--- start ---

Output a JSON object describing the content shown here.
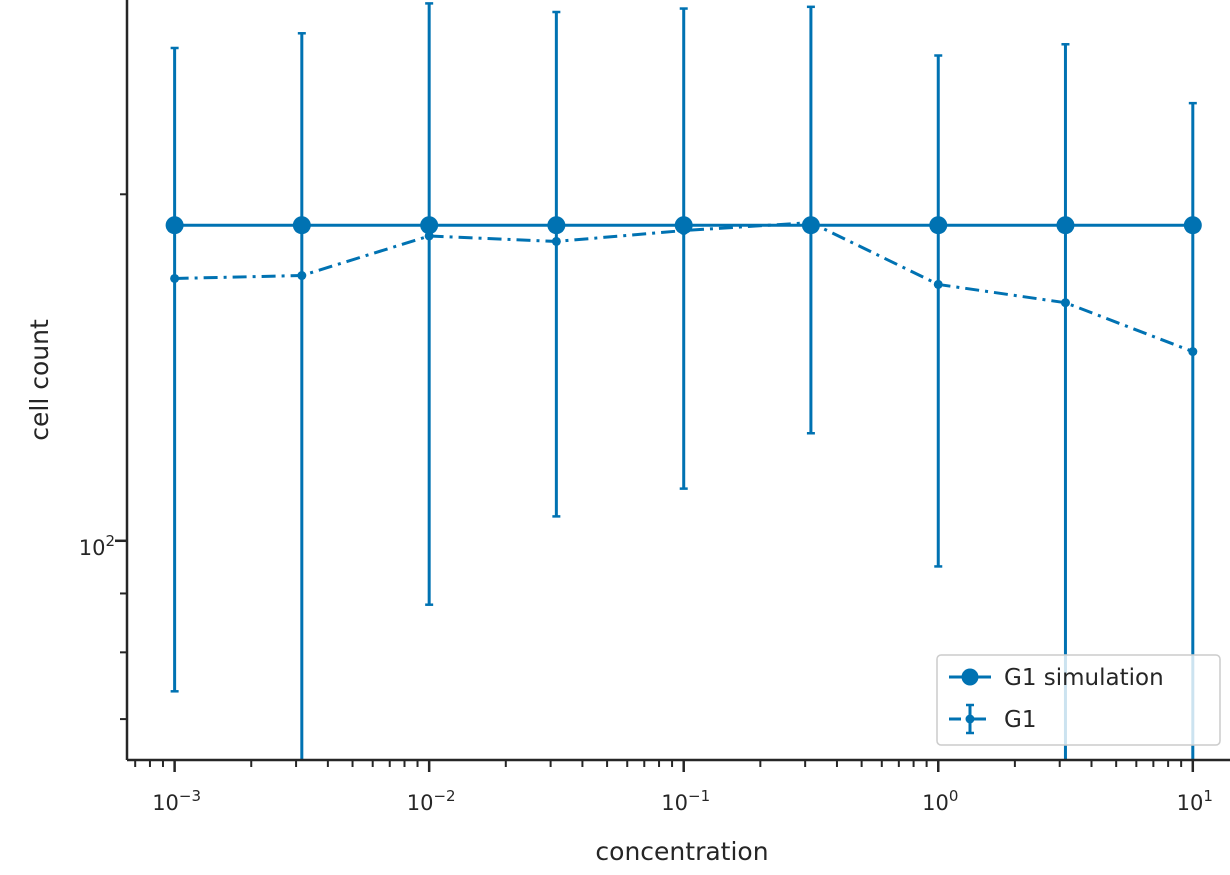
{
  "chart_data": {
    "type": "line",
    "xlabel": "concentration",
    "ylabel": "cell count",
    "xscale": "log",
    "yscale": "log",
    "xlim": [
      0.00065,
      14
    ],
    "ylim": [
      64.5,
      295
    ],
    "x_ticks": [
      {
        "value": 0.001,
        "base": "10",
        "exp": "−3"
      },
      {
        "value": 0.01,
        "base": "10",
        "exp": "−2"
      },
      {
        "value": 0.1,
        "base": "10",
        "exp": "−1"
      },
      {
        "value": 1,
        "base": "10",
        "exp": "0"
      },
      {
        "value": 10,
        "base": "10",
        "exp": "1"
      }
    ],
    "y_ticks": [
      {
        "value": 100,
        "base": "10",
        "exp": "2"
      }
    ],
    "grid": false,
    "legend_position": "bottom-right",
    "color": "#0072b2",
    "series": [
      {
        "name": "G1 simulation",
        "style": "solid-line-large-markers",
        "x": [
          0.001,
          0.00316,
          0.01,
          0.0316,
          0.1,
          0.316,
          1,
          3.16,
          10
        ],
        "y": [
          188,
          188,
          188,
          188,
          188,
          188,
          188,
          188,
          188
        ]
      },
      {
        "name": "G1",
        "style": "dashdot-line-small-markers-errorbars",
        "x": [
          0.001,
          0.00316,
          0.01,
          0.0316,
          0.1,
          0.316,
          1,
          3.16,
          10
        ],
        "y": [
          169,
          170,
          184,
          182,
          186,
          189,
          167,
          161,
          146
        ],
        "yerr_low": [
          74,
          60,
          88,
          105,
          111,
          124,
          95,
          0,
          0
        ],
        "yerr_high": [
          268,
          276,
          293,
          288,
          290,
          291,
          264,
          270,
          240
        ]
      }
    ]
  }
}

--- end ---

→ **EXERCISE AIM**
For each line in the data above that contains the string "style", extract the line.

→ **SOLUTION TO THIS PROBLEM**
        "style": "solid-line-large-markers",
        "style": "dashdot-line-small-markers-errorbars",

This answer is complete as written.